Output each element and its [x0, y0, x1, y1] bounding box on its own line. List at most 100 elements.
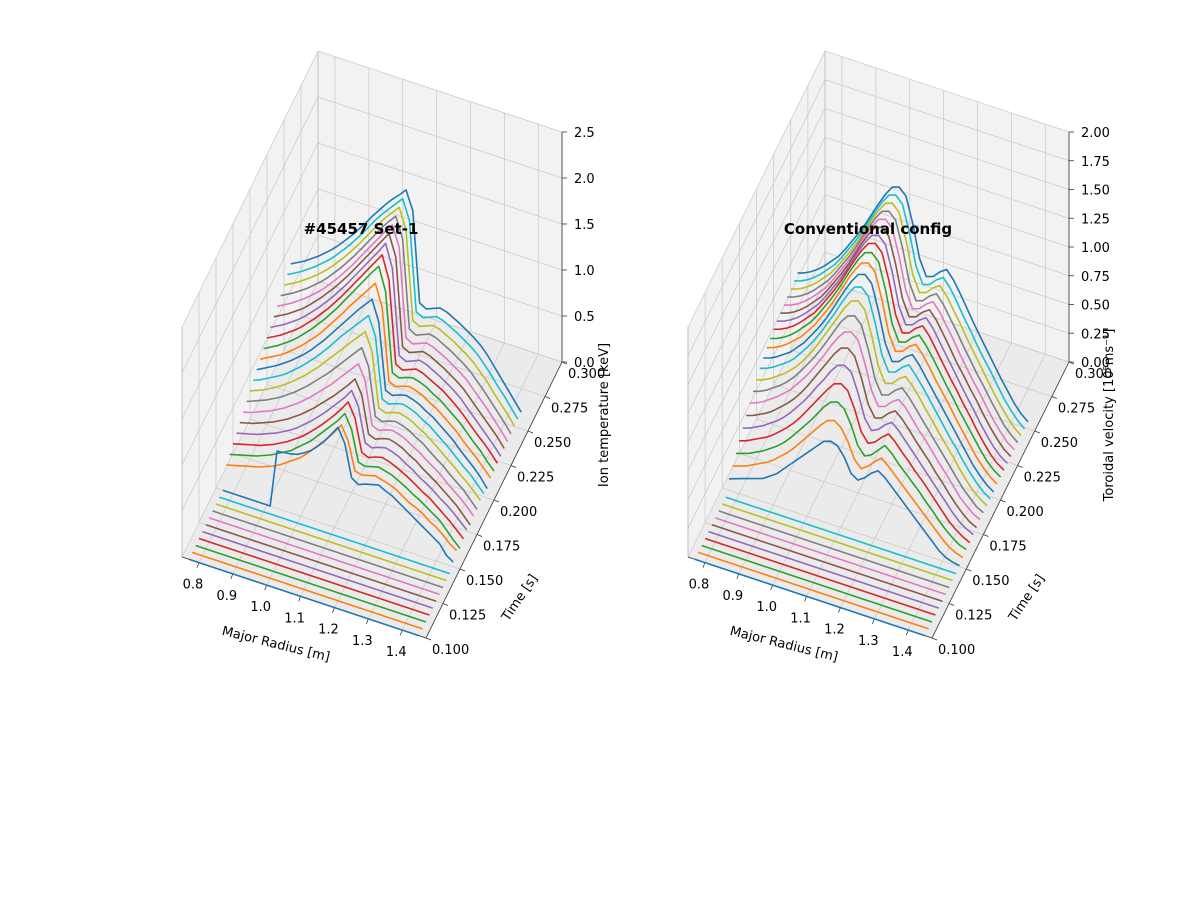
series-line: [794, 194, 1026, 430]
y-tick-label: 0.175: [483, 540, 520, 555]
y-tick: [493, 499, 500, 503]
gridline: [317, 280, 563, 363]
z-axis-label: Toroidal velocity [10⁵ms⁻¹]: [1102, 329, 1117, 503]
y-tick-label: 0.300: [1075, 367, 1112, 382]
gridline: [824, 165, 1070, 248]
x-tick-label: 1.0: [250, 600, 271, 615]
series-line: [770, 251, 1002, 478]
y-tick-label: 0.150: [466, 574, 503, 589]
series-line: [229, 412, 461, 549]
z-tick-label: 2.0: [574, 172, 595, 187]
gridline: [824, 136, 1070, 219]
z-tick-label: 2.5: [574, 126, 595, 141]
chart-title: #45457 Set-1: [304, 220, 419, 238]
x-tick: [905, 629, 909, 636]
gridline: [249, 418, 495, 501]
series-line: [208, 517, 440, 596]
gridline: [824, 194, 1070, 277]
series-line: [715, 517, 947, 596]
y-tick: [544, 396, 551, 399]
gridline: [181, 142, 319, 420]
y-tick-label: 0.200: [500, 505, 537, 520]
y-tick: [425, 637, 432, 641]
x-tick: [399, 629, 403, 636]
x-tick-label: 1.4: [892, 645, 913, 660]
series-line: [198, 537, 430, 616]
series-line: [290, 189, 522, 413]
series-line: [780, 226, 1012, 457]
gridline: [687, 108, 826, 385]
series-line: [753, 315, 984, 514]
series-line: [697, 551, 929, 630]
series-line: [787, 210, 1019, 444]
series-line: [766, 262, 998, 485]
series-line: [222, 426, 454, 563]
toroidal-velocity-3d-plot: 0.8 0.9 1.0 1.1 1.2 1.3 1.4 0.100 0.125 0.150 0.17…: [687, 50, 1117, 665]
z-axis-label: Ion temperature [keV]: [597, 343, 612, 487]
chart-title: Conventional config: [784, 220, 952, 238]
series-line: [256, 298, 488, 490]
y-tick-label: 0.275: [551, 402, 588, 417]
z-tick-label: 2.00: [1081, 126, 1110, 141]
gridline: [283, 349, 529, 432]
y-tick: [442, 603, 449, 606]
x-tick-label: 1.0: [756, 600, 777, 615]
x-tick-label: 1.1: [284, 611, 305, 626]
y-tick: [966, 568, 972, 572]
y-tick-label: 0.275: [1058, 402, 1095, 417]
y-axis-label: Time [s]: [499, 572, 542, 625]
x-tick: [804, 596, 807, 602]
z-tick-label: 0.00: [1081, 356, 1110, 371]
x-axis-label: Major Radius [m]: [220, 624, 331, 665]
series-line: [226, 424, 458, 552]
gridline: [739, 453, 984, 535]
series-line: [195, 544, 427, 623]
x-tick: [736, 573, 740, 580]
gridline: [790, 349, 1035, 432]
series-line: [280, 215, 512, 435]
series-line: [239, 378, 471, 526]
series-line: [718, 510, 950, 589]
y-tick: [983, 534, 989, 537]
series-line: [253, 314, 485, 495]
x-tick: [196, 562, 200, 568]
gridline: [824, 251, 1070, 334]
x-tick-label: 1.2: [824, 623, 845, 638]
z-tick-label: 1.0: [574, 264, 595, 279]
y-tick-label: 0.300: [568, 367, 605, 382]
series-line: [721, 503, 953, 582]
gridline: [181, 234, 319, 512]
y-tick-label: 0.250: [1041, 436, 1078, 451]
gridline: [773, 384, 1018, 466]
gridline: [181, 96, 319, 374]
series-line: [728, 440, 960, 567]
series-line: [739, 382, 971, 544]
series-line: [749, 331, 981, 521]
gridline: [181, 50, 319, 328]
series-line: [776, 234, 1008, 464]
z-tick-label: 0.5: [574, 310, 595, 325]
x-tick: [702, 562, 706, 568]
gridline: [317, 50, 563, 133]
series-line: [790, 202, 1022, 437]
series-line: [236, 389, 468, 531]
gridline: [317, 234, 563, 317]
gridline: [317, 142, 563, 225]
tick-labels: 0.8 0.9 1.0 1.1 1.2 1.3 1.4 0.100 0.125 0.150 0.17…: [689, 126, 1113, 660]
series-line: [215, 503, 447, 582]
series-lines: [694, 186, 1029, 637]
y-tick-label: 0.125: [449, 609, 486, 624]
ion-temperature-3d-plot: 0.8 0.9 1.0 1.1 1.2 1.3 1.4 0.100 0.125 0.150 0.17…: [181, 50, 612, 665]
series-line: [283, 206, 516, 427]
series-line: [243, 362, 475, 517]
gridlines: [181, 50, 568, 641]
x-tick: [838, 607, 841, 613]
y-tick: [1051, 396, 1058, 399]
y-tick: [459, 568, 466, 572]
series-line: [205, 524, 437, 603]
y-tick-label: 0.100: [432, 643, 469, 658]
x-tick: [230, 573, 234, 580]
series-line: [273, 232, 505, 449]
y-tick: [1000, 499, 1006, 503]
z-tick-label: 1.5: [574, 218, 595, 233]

• • •

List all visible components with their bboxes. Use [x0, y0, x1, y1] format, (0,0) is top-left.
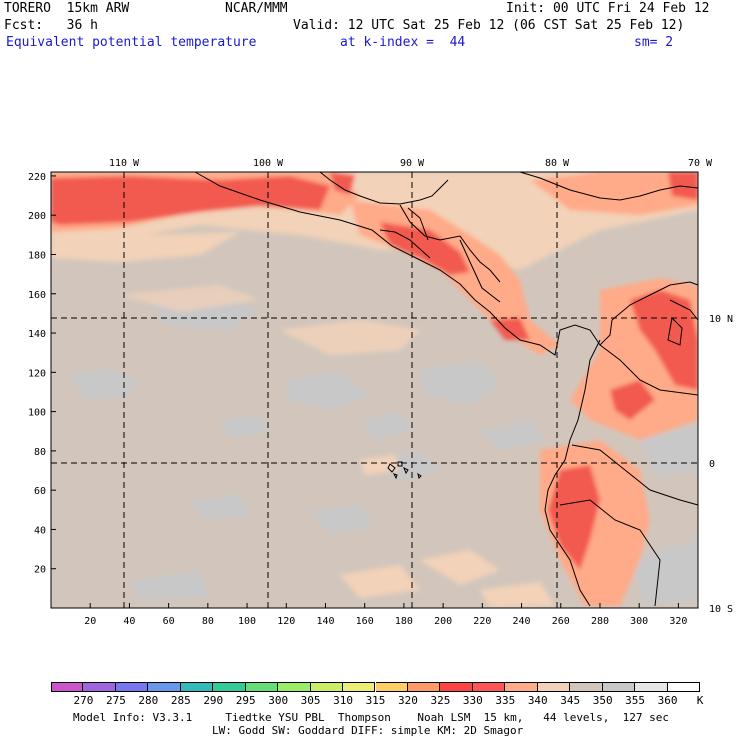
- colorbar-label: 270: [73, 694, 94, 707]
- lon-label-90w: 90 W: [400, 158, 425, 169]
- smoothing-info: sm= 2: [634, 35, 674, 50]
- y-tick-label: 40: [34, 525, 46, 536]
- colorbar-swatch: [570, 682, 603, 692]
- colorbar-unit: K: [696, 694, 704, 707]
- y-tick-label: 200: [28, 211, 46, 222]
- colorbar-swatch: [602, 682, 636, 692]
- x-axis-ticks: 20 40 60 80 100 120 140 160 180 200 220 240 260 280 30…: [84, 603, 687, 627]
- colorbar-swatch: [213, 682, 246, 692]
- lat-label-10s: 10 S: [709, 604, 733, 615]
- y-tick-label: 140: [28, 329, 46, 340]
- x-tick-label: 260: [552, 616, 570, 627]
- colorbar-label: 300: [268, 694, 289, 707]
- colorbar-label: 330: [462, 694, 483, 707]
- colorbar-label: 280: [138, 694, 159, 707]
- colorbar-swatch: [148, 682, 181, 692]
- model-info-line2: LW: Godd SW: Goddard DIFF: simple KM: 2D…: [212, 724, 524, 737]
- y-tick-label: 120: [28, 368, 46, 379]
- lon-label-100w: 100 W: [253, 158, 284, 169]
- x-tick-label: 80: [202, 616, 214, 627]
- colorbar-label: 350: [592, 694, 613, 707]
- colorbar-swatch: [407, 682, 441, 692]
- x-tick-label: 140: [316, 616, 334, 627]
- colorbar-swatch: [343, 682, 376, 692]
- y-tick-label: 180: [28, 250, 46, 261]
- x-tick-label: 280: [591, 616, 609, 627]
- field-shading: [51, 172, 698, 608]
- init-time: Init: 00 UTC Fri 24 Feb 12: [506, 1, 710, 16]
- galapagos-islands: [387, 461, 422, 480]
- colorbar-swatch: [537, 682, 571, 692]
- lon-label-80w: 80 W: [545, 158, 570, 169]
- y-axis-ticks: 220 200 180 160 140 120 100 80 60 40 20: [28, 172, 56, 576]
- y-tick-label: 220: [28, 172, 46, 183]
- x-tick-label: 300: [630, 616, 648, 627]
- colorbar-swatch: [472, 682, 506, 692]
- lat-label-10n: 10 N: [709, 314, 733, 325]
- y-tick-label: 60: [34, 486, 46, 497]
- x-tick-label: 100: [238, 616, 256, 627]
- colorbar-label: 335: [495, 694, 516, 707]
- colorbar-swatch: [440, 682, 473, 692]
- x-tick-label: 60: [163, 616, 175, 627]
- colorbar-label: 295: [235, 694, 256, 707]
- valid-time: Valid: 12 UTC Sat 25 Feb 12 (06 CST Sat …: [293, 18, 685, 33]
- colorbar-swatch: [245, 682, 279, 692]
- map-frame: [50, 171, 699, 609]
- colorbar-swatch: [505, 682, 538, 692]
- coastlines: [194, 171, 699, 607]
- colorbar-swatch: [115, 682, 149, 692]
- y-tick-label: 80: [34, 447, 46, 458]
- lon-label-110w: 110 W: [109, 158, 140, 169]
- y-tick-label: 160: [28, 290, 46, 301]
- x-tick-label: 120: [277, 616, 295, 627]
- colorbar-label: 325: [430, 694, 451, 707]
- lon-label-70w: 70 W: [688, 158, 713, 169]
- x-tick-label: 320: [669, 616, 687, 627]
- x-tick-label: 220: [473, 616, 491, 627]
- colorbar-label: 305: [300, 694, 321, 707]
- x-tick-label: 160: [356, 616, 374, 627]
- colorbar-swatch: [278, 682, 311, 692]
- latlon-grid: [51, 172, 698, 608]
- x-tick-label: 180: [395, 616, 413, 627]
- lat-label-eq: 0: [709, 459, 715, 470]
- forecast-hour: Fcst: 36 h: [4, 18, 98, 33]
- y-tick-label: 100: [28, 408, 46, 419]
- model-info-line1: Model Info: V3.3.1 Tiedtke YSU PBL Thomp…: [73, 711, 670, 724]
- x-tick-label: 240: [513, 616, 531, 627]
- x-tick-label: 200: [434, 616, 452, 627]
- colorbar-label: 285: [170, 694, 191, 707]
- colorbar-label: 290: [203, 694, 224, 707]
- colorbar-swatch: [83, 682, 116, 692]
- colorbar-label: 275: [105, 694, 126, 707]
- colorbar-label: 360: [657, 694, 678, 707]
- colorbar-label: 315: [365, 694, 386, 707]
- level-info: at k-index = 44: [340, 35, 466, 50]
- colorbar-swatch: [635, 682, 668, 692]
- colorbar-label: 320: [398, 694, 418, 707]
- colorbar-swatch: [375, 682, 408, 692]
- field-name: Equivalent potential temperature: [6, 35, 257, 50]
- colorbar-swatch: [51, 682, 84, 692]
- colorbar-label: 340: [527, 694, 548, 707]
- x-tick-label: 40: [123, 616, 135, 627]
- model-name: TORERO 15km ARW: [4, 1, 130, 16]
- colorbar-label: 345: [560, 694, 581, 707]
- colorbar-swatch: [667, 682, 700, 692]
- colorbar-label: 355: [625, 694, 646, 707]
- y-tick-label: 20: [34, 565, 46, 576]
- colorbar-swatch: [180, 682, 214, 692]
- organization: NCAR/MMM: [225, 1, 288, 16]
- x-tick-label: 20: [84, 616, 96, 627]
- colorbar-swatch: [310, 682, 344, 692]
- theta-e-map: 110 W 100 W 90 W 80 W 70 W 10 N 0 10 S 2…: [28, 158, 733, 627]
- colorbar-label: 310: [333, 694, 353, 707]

• • •

■ **Exercise task**: Rewrite the listing lines starting at the one containing "series-line: [794, 194, 1026, 430]" and ending at the one containing "z-tick-label: 2.5: [574, 126, 595, 141]", with "gridline" replaced by "grid line" and everything else left as is.

■ **Written reply**:
series-line: [794, 194, 1026, 430]
y-tick-label: 0.175: [483, 540, 520, 555]
y-tick: [493, 499, 500, 503]
grid line: [317, 280, 563, 363]
z-axis-label: Toroidal velocity [10⁵ms⁻¹]: [1102, 329, 1117, 503]
y-tick-label: 0.300: [1075, 367, 1112, 382]
grid line: [824, 165, 1070, 248]
x-tick-label: 1.0: [250, 600, 271, 615]
series-line: [770, 251, 1002, 478]
y-tick-label: 0.150: [466, 574, 503, 589]
series-line: [229, 412, 461, 549]
z-tick-label: 2.0: [574, 172, 595, 187]
grid line: [824, 136, 1070, 219]
z-tick-label: 2.5: [574, 126, 595, 141]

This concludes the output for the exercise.